Task input

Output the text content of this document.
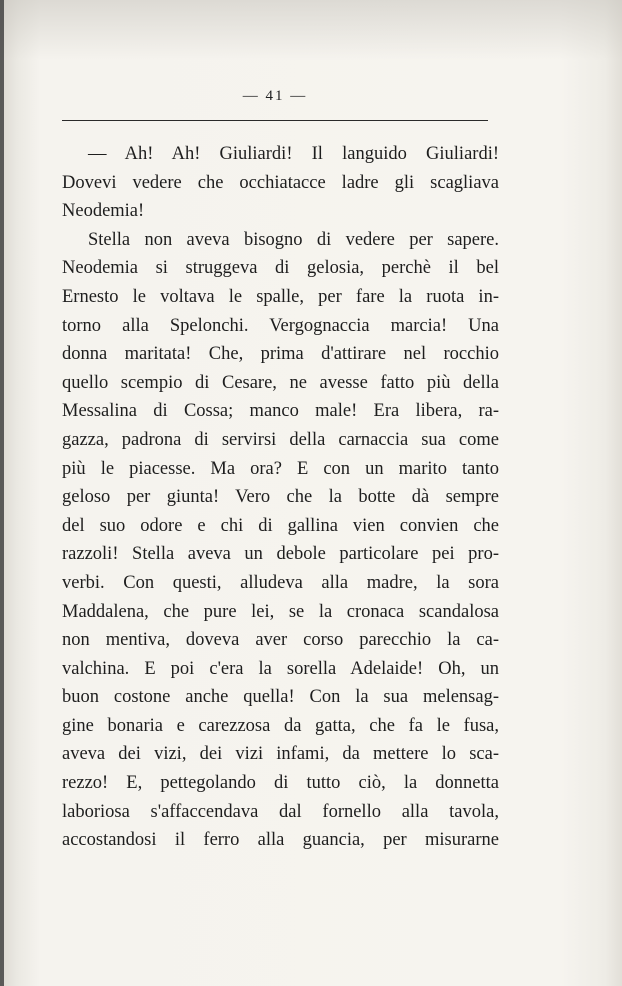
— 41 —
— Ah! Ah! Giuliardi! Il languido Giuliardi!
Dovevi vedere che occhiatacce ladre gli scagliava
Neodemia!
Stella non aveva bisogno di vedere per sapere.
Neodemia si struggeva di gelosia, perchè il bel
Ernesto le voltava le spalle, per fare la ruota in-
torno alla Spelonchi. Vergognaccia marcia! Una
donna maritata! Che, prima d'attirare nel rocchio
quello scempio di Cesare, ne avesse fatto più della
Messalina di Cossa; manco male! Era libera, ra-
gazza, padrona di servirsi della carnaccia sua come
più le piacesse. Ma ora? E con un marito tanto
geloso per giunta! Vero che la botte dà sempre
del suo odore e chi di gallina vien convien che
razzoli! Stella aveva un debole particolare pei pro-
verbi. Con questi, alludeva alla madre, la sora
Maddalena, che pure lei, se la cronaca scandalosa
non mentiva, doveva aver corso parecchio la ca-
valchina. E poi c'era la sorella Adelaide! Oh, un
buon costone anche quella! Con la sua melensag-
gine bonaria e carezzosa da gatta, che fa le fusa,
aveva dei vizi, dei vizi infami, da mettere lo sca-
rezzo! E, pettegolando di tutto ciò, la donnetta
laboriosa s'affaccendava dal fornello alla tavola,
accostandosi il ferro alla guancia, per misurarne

* * *

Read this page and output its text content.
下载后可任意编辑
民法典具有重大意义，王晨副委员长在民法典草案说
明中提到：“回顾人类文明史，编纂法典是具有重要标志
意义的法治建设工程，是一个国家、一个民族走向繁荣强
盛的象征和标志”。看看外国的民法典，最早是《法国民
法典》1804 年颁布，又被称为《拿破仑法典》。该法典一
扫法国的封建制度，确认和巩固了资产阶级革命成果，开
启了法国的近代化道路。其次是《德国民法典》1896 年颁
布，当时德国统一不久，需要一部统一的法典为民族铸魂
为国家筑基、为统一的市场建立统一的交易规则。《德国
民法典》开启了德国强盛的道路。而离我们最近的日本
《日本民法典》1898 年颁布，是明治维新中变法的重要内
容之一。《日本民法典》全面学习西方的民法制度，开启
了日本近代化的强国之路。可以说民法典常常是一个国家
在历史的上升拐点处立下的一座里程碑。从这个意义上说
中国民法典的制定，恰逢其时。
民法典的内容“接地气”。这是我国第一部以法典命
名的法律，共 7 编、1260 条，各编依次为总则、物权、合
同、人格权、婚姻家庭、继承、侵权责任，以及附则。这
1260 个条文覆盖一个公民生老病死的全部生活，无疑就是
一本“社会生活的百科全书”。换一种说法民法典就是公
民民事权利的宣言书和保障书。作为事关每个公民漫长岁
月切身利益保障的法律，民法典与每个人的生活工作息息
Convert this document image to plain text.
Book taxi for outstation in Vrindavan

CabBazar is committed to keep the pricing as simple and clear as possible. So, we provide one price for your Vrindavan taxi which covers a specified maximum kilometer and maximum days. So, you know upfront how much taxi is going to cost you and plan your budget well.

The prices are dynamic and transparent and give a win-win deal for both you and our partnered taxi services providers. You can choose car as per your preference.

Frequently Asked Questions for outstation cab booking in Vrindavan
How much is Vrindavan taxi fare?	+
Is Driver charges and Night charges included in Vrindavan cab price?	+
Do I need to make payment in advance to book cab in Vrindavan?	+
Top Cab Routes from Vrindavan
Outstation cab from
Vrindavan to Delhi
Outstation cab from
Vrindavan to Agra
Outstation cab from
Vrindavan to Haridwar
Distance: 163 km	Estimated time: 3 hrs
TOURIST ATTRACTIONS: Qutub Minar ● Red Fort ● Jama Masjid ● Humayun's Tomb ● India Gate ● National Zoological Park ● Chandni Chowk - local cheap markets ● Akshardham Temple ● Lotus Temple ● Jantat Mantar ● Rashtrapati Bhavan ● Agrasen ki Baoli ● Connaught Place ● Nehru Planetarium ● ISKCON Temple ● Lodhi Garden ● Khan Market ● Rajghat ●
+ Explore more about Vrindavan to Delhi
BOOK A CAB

What to do
Look for the word "taxi" in every line of the listing and copy the lines that have it.

Output
Book taxi for outstation in Vrindavan
CabBazar is committed to keep the pricing as simple and clear as possible. So, we provide one price for your Vrindavan taxi which covers a specified maximum kilometer and maximum days. So, you know upfront how much taxi is going to cost you and plan your budget well.
The prices are dynamic and transparent and give a win-win deal for both you and our partnered taxi services providers. You can choose car as per your preference.
How much is Vrindavan taxi fare?	+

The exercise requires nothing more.